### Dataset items
-- Begin --

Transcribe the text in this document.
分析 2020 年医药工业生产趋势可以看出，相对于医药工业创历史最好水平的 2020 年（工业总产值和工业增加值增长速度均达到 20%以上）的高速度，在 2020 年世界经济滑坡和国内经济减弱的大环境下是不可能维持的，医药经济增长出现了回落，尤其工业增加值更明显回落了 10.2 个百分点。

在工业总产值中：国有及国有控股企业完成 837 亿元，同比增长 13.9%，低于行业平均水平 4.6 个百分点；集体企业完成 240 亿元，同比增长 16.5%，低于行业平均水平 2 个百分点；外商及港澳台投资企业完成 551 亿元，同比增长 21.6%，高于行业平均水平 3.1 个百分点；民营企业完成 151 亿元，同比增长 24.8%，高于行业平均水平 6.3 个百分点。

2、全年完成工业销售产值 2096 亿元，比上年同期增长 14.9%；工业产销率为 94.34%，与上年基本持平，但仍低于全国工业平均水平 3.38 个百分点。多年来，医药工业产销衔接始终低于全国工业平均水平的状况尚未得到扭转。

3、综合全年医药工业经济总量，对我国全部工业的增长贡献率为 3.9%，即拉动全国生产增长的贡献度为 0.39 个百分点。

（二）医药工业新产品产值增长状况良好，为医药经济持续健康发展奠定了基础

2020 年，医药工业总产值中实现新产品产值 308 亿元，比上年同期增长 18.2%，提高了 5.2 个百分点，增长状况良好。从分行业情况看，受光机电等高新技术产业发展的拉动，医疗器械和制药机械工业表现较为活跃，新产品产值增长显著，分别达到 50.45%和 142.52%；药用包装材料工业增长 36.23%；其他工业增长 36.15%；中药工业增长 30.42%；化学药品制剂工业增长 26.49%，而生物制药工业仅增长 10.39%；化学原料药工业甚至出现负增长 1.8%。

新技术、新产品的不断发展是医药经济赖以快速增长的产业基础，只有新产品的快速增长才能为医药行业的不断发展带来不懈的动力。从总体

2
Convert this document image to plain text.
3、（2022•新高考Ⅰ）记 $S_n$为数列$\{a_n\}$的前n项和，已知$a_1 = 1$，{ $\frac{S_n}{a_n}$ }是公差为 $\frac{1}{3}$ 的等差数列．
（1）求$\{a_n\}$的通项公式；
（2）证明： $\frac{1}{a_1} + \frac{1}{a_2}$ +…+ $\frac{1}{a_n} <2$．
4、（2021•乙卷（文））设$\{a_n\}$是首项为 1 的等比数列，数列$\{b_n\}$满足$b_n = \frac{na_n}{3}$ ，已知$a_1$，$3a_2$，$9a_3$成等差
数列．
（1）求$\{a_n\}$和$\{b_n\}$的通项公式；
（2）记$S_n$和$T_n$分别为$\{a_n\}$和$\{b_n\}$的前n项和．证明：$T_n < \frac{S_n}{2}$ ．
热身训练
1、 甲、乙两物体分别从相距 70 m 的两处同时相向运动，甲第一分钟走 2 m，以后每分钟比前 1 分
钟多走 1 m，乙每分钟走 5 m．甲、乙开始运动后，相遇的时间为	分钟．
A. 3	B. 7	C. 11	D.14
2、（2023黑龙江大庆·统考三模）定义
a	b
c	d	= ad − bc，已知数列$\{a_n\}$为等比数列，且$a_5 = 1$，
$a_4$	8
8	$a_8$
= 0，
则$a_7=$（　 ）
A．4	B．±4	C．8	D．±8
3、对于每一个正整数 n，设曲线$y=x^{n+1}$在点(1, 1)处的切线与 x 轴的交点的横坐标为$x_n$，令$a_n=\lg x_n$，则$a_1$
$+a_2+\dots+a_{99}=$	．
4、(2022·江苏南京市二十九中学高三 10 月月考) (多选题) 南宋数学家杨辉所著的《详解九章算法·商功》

-- End --

### WHAT IS BEING ASKED
Copy each line of the data that contains the word "this".

### WRITTEN ANSWER
Transcribe the text in this document.
Convert this document image to plain text.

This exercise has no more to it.